━━━━━ PROVIDED MATERIAL ━━━━━

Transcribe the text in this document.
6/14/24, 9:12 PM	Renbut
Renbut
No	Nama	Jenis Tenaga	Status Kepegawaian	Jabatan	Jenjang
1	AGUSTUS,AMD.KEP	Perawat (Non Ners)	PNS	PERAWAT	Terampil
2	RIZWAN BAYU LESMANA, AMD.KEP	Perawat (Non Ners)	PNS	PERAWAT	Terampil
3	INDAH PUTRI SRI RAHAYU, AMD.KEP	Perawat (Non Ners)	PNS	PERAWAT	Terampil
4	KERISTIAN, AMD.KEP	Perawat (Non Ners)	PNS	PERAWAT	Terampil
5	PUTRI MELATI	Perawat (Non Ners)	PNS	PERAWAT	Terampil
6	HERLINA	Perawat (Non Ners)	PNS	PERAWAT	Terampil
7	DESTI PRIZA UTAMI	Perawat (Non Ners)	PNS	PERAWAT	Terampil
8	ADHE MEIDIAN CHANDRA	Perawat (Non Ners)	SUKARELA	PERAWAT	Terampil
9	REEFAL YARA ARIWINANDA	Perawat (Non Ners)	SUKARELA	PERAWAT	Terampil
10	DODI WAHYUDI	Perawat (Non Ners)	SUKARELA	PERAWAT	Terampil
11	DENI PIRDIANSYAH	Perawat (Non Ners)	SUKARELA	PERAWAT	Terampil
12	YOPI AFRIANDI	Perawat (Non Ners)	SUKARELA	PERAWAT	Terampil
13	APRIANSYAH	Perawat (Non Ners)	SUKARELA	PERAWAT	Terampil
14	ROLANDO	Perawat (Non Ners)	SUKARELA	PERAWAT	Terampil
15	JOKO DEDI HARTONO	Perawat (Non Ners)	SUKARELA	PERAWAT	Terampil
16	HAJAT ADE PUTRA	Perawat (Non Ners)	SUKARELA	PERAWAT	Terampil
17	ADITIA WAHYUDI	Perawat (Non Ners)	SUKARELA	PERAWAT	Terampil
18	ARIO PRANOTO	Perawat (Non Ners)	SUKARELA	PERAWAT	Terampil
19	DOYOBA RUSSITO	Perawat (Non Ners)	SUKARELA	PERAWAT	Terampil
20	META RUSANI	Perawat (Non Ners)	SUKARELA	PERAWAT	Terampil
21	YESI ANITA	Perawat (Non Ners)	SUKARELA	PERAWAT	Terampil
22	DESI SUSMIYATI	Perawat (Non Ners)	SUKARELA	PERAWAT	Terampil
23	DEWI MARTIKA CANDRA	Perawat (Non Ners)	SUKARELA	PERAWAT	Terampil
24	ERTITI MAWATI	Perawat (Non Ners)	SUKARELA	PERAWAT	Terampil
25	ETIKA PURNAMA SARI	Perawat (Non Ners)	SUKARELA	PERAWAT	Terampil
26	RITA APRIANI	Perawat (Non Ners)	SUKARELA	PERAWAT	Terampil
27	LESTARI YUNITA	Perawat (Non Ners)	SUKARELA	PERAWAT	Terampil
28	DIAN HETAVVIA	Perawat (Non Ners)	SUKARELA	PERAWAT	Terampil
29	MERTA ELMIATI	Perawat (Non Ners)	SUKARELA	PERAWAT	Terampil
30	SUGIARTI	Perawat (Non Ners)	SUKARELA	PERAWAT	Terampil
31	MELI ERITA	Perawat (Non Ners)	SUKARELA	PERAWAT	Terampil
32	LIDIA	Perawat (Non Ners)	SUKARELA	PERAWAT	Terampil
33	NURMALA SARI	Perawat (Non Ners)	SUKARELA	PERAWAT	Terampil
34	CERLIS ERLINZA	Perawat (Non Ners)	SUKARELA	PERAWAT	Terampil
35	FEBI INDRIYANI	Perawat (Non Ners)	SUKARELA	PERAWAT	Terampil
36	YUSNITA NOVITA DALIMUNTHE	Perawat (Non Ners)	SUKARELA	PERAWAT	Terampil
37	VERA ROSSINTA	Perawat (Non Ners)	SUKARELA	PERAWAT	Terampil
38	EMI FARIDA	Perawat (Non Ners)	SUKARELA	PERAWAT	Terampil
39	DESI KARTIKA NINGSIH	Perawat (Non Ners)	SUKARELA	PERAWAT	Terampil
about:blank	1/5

━━━━━

PROBLEM STATEMENT
Give only the number of lines in the data that hold the word "WAHYUDI".

TASK RESPONSE
2